ITEMS ::
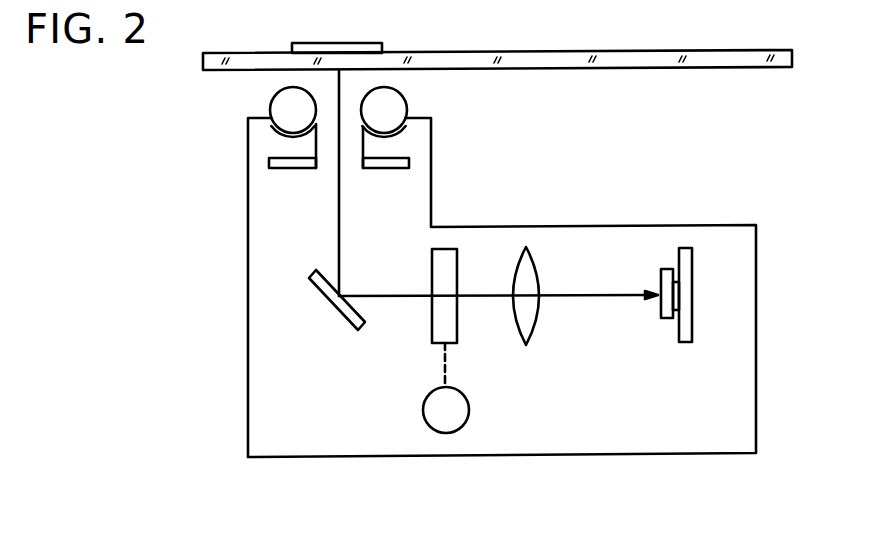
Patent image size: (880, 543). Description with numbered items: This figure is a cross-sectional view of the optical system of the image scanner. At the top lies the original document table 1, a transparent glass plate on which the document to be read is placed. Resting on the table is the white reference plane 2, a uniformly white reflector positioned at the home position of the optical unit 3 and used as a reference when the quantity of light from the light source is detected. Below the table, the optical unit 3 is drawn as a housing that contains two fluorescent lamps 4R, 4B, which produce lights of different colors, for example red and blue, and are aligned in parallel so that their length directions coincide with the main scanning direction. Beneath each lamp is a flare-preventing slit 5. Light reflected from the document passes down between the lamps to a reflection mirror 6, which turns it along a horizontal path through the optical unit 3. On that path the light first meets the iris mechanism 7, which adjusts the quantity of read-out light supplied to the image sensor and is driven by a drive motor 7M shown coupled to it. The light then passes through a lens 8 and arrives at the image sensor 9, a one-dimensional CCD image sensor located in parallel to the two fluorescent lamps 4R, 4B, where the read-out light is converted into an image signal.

The original document table 1 is at (658, 58).
The white reference plane 2 is at (373, 43).
The optical unit 3 is at (740, 278).
The fluorescent lamp 4R is at (280, 108).
The fluorescent lamp 4B is at (392, 100).
The flare-preventing slit 5 is at (293, 168).
The reflection mirror 6 is at (352, 324).
The iris mechanism 7 is at (452, 326).
The drive motor 7M is at (469, 410).
The lens 8 is at (532, 318).
The image sensor 9 is at (665, 318).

TASK PROMPT :: Report every line in the rows above that contains the string "reflection", copying each line in full.

OUTPUT OF THE EXERCISE ::
Patent image size: (880, 543). Description with numbered items: This figure is a cross-sectional view of the optical system of the image scanner. At the top lies the original document table 1, a transparent glass plate on which the document to be read is placed. Resting on the table is the white reference plane 2, a uniformly white reflector positioned at the home position of the optical unit 3 and used as a reference when the quantity of light from the light source is detected. Below the table, the optical unit 3 is drawn as a housing that contains two fluorescent lamps 4R, 4B, which produce lights of different colors, for example red and blue, and are aligned in parallel so that their length directions coincide with the main scanning direction. Beneath each lamp is a flare-preventing slit 5. Light reflected from the document passes down between the lamps to a reflection mirror 6, which turns it along a horizontal path through the optical unit 3. On that path the light first meets the iris mechanism 7, which adjusts the quantity of read-out light supplied to the image sensor and is driven by a drive motor 7M shown coupled to it. The light then passes through a lens 8 and arrives at the image sensor 9, a one-dimensional CCD image sensor located in parallel to the two fluorescent lamps 4R, 4B, where the read-out light is converted into an image signal.
The reflection mirror 6 is at (352, 324).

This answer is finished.